• **Provided information**

* * *

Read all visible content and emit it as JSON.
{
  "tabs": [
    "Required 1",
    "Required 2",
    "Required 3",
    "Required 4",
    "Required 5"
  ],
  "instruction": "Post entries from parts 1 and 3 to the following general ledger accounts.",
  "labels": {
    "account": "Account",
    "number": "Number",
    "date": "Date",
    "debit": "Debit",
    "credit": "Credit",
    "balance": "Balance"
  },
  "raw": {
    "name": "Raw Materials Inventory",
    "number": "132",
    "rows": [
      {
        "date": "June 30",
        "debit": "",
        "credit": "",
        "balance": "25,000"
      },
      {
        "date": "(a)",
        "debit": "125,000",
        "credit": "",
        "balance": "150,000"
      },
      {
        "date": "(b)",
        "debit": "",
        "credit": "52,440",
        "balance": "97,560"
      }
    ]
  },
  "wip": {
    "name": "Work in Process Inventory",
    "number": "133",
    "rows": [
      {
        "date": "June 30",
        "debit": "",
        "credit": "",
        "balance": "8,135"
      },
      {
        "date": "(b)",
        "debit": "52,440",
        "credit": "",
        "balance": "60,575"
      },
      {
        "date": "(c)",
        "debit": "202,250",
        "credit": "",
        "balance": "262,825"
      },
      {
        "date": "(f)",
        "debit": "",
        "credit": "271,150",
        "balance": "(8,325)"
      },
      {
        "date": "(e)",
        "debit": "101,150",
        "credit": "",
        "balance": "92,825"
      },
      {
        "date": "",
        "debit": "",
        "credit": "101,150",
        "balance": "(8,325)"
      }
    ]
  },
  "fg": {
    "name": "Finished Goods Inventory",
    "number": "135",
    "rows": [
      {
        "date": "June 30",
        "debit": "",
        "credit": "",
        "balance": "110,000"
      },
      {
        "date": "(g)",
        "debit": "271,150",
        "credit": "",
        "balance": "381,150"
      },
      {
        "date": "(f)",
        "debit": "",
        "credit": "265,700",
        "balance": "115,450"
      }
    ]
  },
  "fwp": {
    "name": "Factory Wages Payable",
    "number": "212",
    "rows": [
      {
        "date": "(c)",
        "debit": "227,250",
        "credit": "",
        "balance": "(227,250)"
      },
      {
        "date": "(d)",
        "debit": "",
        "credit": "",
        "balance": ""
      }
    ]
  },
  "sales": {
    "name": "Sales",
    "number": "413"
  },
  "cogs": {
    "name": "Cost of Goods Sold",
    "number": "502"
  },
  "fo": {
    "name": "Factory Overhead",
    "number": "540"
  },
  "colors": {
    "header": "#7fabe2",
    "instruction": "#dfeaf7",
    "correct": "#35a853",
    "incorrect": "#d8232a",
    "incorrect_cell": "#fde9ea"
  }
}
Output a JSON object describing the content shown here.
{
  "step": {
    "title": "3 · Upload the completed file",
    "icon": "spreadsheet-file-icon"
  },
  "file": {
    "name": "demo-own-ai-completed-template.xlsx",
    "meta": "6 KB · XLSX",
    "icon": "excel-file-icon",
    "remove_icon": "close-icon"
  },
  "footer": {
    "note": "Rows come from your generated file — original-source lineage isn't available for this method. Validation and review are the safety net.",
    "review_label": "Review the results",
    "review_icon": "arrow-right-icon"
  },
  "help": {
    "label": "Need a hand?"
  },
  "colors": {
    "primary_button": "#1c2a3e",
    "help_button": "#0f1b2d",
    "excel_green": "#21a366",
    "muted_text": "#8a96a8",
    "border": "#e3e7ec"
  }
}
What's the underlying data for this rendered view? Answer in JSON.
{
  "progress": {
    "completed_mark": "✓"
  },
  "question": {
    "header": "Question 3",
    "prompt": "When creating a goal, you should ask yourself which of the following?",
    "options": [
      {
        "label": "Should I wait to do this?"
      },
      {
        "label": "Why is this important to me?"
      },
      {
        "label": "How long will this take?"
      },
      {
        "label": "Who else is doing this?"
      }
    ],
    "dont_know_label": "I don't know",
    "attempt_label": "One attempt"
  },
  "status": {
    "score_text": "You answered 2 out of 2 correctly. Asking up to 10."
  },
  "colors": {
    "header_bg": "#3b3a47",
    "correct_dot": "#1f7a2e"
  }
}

* * *

• **Task statement**
Search the records for the word "Factory", then list every line that has it.

• **Solution for this exercise**
    "name": "Factory Wages Payable",
    "name": "Factory Overhead",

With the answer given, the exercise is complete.